** Begin DATA FOR THE TASK **

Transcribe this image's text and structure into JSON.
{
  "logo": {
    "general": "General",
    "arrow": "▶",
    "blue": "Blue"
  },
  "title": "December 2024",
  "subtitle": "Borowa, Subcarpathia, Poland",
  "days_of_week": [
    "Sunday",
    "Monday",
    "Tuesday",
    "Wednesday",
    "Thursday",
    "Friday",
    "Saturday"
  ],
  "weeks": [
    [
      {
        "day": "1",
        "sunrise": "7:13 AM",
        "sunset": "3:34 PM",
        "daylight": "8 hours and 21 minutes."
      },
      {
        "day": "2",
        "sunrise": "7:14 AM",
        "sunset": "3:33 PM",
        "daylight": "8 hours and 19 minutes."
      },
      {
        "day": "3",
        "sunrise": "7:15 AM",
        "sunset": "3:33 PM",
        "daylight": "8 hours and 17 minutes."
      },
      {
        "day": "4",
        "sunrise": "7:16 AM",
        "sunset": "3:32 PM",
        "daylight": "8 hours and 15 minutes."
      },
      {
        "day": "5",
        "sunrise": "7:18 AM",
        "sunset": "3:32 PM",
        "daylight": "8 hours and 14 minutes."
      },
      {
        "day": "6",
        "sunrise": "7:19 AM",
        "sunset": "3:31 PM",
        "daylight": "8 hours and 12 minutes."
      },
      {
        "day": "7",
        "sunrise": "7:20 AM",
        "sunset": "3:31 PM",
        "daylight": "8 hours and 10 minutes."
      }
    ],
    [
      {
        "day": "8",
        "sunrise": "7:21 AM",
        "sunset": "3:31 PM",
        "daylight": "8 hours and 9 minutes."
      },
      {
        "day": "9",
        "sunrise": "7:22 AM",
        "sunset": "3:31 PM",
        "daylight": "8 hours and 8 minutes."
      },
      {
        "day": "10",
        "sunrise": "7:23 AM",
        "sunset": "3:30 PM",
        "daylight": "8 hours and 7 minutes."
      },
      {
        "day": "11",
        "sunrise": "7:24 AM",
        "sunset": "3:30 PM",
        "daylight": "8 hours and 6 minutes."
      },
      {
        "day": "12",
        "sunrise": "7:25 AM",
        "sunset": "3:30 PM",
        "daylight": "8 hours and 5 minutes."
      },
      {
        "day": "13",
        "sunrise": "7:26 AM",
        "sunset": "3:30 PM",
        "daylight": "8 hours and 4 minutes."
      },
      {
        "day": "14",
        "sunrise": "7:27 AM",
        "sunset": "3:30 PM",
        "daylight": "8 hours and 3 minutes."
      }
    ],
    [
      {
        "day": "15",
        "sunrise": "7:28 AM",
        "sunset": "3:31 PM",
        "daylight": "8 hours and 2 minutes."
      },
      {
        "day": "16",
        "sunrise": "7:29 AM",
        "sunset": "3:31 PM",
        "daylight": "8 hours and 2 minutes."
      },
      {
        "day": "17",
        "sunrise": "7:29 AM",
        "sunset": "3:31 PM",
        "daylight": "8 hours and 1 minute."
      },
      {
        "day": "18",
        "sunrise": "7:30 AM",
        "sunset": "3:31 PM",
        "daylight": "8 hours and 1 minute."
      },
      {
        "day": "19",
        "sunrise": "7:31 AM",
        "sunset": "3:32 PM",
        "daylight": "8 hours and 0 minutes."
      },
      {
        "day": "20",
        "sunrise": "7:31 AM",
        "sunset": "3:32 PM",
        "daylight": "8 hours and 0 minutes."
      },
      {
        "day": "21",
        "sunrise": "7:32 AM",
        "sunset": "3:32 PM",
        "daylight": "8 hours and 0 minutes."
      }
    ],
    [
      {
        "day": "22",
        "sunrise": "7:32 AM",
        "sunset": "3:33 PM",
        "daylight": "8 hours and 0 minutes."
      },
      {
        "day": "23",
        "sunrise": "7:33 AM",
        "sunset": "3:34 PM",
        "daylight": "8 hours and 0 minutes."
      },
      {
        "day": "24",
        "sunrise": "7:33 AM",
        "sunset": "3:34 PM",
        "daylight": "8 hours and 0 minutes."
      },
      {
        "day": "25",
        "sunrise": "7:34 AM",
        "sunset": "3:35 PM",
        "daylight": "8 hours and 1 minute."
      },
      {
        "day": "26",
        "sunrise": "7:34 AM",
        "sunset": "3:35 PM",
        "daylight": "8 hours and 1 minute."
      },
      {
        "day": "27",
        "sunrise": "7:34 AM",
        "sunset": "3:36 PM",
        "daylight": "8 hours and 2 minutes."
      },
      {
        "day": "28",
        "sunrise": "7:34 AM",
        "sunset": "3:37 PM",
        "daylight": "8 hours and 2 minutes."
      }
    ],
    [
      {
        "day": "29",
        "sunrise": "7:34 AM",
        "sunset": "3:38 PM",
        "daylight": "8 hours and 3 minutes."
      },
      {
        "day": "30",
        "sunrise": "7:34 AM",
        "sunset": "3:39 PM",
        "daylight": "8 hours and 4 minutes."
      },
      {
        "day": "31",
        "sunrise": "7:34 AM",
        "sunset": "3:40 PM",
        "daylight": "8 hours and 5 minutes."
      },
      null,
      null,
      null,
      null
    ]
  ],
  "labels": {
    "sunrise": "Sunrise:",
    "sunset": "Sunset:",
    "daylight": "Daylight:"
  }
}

** End DATA FOR THE TASK **

#### EXERCISE
Output the full listing without altering anything.

#### TASK ANSWER
Transcribe this image's text and structure into JSON.
{
  "logo": {
    "general": "General",
    "arrow": "▶",
    "blue": "Blue"
  },
  "title": "December 2024",
  "subtitle": "Borowa, Subcarpathia, Poland",
  "days_of_week": [
    "Sunday",
    "Monday",
    "Tuesday",
    "Wednesday",
    "Thursday",
    "Friday",
    "Saturday"
  ],
  "weeks": [
    [
      {
        "day": "1",
        "sunrise": "7:13 AM",
        "sunset": "3:34 PM",
        "daylight": "8 hours and 21 minutes."
      },
      {
        "day": "2",
        "sunrise": "7:14 AM",
        "sunset": "3:33 PM",
        "daylight": "8 hours and 19 minutes."
      },
      {
        "day": "3",
        "sunrise": "7:15 AM",
        "sunset": "3:33 PM",
        "daylight": "8 hours and 17 minutes."
      },
      {
        "day": "4",
        "sunrise": "7:16 AM",
        "sunset": "3:32 PM",
        "daylight": "8 hours and 15 minutes."
      },
      {
        "day": "5",
        "sunrise": "7:18 AM",
        "sunset": "3:32 PM",
        "daylight": "8 hours and 14 minutes."
      },
      {
        "day": "6",
        "sunrise": "7:19 AM",
        "sunset": "3:31 PM",
        "daylight": "8 hours and 12 minutes."
      },
      {
        "day": "7",
        "sunrise": "7:20 AM",
        "sunset": "3:31 PM",
        "daylight": "8 hours and 10 minutes."
      }
    ],
    [
      {
        "day": "8",
        "sunrise": "7:21 AM",
        "sunset": "3:31 PM",
        "daylight": "8 hours and 9 minutes."
      },
      {
        "day": "9",
        "sunrise": "7:22 AM",
        "sunset": "3:31 PM",
        "daylight": "8 hours and 8 minutes."
      },
      {
        "day": "10",
        "sunrise": "7:23 AM",
        "sunset": "3:30 PM",
        "daylight": "8 hours and 7 minutes."
      },
      {
        "day": "11",
        "sunrise": "7:24 AM",
        "sunset": "3:30 PM",
        "daylight": "8 hours and 6 minutes."
      },
      {
        "day": "12",
        "sunrise": "7:25 AM",
        "sunset": "3:30 PM",
        "daylight": "8 hours and 5 minutes."
      },
      {
        "day": "13",
        "sunrise": "7:26 AM",
        "sunset": "3:30 PM",
        "daylight": "8 hours and 4 minutes."
      },
      {
        "day": "14",
        "sunrise": "7:27 AM",
        "sunset": "3:30 PM",
        "daylight": "8 hours and 3 minutes."
      }
    ],
    [
      {
        "day": "15",
        "sunrise": "7:28 AM",
        "sunset": "3:31 PM",
        "daylight": "8 hours and 2 minutes."
      },
      {
        "day": "16",
        "sunrise": "7:29 AM",
        "sunset": "3:31 PM",
        "daylight": "8 hours and 2 minutes."
      },
      {
        "day": "17",
        "sunrise": "7:29 AM",
        "sunset": "3:31 PM",
        "daylight": "8 hours and 1 minute."
      },
      {
        "day": "18",
        "sunrise": "7:30 AM",
        "sunset": "3:31 PM",
        "daylight": "8 hours and 1 minute."
      },
      {
        "day": "19",
        "sunrise": "7:31 AM",
        "sunset": "3:32 PM",
        "daylight": "8 hours and 0 minutes."
      },
      {
        "day": "20",
        "sunrise": "7:31 AM",
        "sunset": "3:32 PM",
        "daylight": "8 hours and 0 minutes."
      },
      {
        "day": "21",
        "sunrise": "7:32 AM",
        "sunset": "3:32 PM",
        "daylight": "8 hours and 0 minutes."
      }
    ],
    [
      {
        "day": "22",
        "sunrise": "7:32 AM",
        "sunset": "3:33 PM",
        "daylight": "8 hours and 0 minutes."
      },
      {
        "day": "23",
        "sunrise": "7:33 AM",
        "sunset": "3:34 PM",
        "daylight": "8 hours and 0 minutes."
      },
      {
        "day": "24",
        "sunrise": "7:33 AM",
        "sunset": "3:34 PM",
        "daylight": "8 hours and 0 minutes."
      },
      {
        "day": "25",
        "sunrise": "7:34 AM",
        "sunset": "3:35 PM",
        "daylight": "8 hours and 1 minute."
      },
      {
        "day": "26",
        "sunrise": "7:34 AM",
        "sunset": "3:35 PM",
        "daylight": "8 hours and 1 minute."
      },
      {
        "day": "27",
        "sunrise": "7:34 AM",
        "sunset": "3:36 PM",
        "daylight": "8 hours and 2 minutes."
      },
      {
        "day": "28",
        "sunrise": "7:34 AM",
        "sunset": "3:37 PM",
        "daylight": "8 hours and 2 minutes."
      }
    ],
    [
      {
        "day": "29",
        "sunrise": "7:34 AM",
        "sunset": "3:38 PM",
        "daylight": "8 hours and 3 minutes."
      },
      {
        "day": "30",
        "sunrise": "7:34 AM",
        "sunset": "3:39 PM",
        "daylight": "8 hours and 4 minutes."
      },
      {
        "day": "31",
        "sunrise": "7:34 AM",
        "sunset": "3:40 PM",
        "daylight": "8 hours and 5 minutes."
      },
      null,
      null,
      null,
      null
    ]
  ],
  "labels": {
    "sunrise": "Sunrise:",
    "sunset": "Sunset:",
    "daylight": "Daylight:"
  }
}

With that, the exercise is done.